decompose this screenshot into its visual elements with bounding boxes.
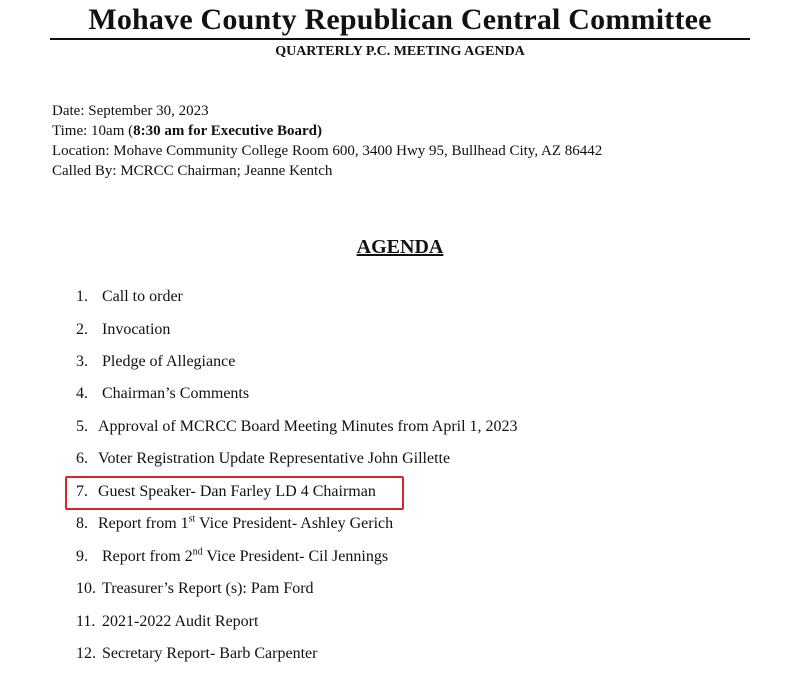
agenda-item-text: Guest Speaker- Dan Farley LD 4 Chairman (98, 483, 376, 500)
agenda-item (76, 352, 235, 372)
agenda-item-number: 8. (76, 515, 88, 532)
meeting-time-prefix: Time: 10am ( (52, 123, 134, 139)
agenda-item-text: Voter Registration Update Representative John Gillette (98, 450, 451, 467)
agenda-item-number: 10. (76, 580, 96, 597)
meeting-called-by: Called By: MCRCC Chairman; Jeanne Kentch (52, 163, 333, 179)
agenda-item (76, 417, 518, 437)
agenda-item (76, 287, 183, 307)
agenda-item (76, 579, 314, 599)
committee-title: Mohave County Republican Central Committee (88, 3, 712, 36)
meeting-details (52, 101, 602, 181)
agenda-item-text: Approval of MCRCC Board Meeting Minutes from April 1, 2023 (98, 418, 518, 435)
agenda-item-number: 7. (76, 483, 88, 500)
meeting-time (52, 121, 602, 141)
agenda-item-text: Pledge of Allegiance (102, 353, 236, 370)
agenda-item (76, 449, 450, 469)
agenda-item-text-start: Report from 2 (102, 548, 193, 565)
highlight-box (65, 476, 404, 510)
agenda-item-text: Invocation (102, 321, 171, 338)
agenda-item (76, 644, 317, 664)
agenda-item-text: Chairman’s Comments (102, 385, 250, 402)
agenda-item (76, 514, 393, 534)
agenda-item-number: 3. (76, 353, 88, 370)
agenda-item-number: 12. (76, 645, 96, 662)
document-subtitle: QUARTERLY P.C. MEETING AGENDA (275, 44, 525, 59)
agenda-item (76, 612, 258, 632)
agenda-item-text: 2021-2022 Audit Report (102, 613, 259, 630)
agenda-item-number: 2. (76, 321, 88, 338)
agenda-item-text-end: Vice President- Ashley Gerich (195, 515, 394, 532)
agenda-item-text-start: Report from 1 (98, 515, 189, 532)
meeting-time-executive: 8:30 am for Executive Board) (133, 123, 322, 139)
agenda-item-text-end: Vice President- Cil Jennings (202, 548, 389, 565)
agenda-item (76, 384, 249, 404)
agenda-item-number: 9. (76, 548, 88, 565)
agenda-item-text: Call to order (102, 288, 183, 305)
agenda-item-number: 5. (76, 418, 88, 435)
agenda-item-number: 1. (76, 288, 88, 305)
agenda-item (76, 320, 170, 340)
ordinal-suffix: nd (192, 546, 203, 558)
agenda-item-number: 4. (76, 385, 88, 402)
meeting-location: Location: Mohave Community College Room 600, 3400 Hwy 95, Bullhead City, AZ 86442 (52, 143, 603, 159)
agenda-item-text: Secretary Report- Barb Carpenter (102, 645, 318, 662)
agenda-item-text: Treasurer’s Report (s): Pam Ford (102, 580, 314, 597)
agenda-item (76, 547, 388, 567)
meeting-date: Date: September 30, 2023 (52, 103, 209, 119)
agenda-heading: AGENDA (356, 236, 444, 258)
agenda-item-number: 6. (76, 450, 88, 467)
title-underline (50, 38, 750, 40)
agenda-item-number: 11. (76, 613, 96, 630)
ordinal-suffix: st (188, 513, 196, 525)
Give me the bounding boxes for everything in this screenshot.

•••

## Instructions for the task
Put every line of the rows above into a numbered list, skipping any blank lines and leaving out the pictures.

## Response to the task
1. decompose this screenshot into its visual elements with bounding boxes.
2. agenda-item-text: Guest Speaker- Dan Farley LD 4 Chairman (98, 483, 376, 500)
3. agenda-item (76, 352, 235, 372)
4. agenda-item-number: 8. (76, 515, 88, 532)
5. meeting-time-prefix: Time: 10am ( (52, 123, 134, 139)
6. agenda-item-text: Voter Registration Update Representative John Gillette (98, 450, 451, 467)
7. agenda-item-number: 10. (76, 580, 96, 597)
8. meeting-called-by: Called By: MCRCC Chairman; Jeanne Kentch (52, 163, 333, 179)
9. agenda-item (76, 417, 518, 437)
10. agenda-item (76, 287, 183, 307)
11. agenda-item (76, 579, 314, 599)
12. committee-title: Mohave County Republican Central Committee (88, 3, 712, 36)
13. meeting-details (52, 101, 602, 181)
14. agenda-item-text: Approval of MCRCC Board Meeting Minutes from April 1, 2023 (98, 418, 518, 435)
15. agenda-item-number: 7. (76, 483, 88, 500)
16. meeting-time (52, 121, 602, 141)
17. agenda-item-text: Pledge of Allegiance (102, 353, 236, 370)
18. agenda-item (76, 449, 450, 469)
19. agenda-item-text-start: Report from 2 (102, 548, 193, 565)
20. highlight-box (65, 476, 404, 510)
21. agenda-item-text: Invocation (102, 321, 171, 338)
22. agenda-item (76, 644, 317, 664)
23. agenda-item-text: Chairman’s Comments (102, 385, 250, 402)
24. agenda-item (76, 514, 393, 534)
25. agenda-item-number: 3. (76, 353, 88, 370)
26. agenda-item-number: 12. (76, 645, 96, 662)
27. document-subtitle: QUARTERLY P.C. MEETING AGENDA (275, 44, 525, 59)
28. agenda-item (76, 612, 258, 632)
29. agenda-item-text: 2021-2022 Audit Report (102, 613, 259, 630)
30. agenda-item-number: 2. (76, 321, 88, 338)
31. agenda-item-text-end: Vice President- Ashley Gerich (195, 515, 394, 532)
32. agenda-item-text-start: Report from 1 (98, 515, 189, 532)
33. meeting-time-executive: 8:30 am for Executive Board) (133, 123, 322, 139)
34. agenda-item-text-end: Vice President- Cil Jennings (202, 548, 389, 565)
35. agenda-item (76, 384, 249, 404)
36. agenda-item-number: 9. (76, 548, 88, 565)
37. agenda-item-text: Call to order (102, 288, 183, 305)
38. agenda-item-number: 5. (76, 418, 88, 435)
39. agenda-item-number: 1. (76, 288, 88, 305)
40. agenda-item (76, 320, 170, 340)
41. ordinal-suffix: nd (192, 546, 203, 558)
42. agenda-item-number: 4. (76, 385, 88, 402)
43. meeting-location: Location: Mohave Community College Room 600, 3400 Hwy 95, Bullhead City, AZ 86442 (52, 143, 603, 159)
44. agenda-item-text: Secretary Report- Barb Carpenter (102, 645, 318, 662)
45. agenda-item-text: Treasurer’s Report (s): Pam Ford (102, 580, 314, 597)
46. agenda-item (76, 547, 388, 567)
47. meeting-date: Date: September 30, 2023 (52, 103, 209, 119)
48. agenda-heading: AGENDA (356, 236, 444, 258)
49. agenda-item-number: 6. (76, 450, 88, 467)
50. title-underline (50, 38, 750, 40)
51. agenda-item-number: 11. (76, 613, 96, 630)
52. ordinal-suffix: st (188, 513, 196, 525)
53. Give me the bounding boxes for everything in this screenshot.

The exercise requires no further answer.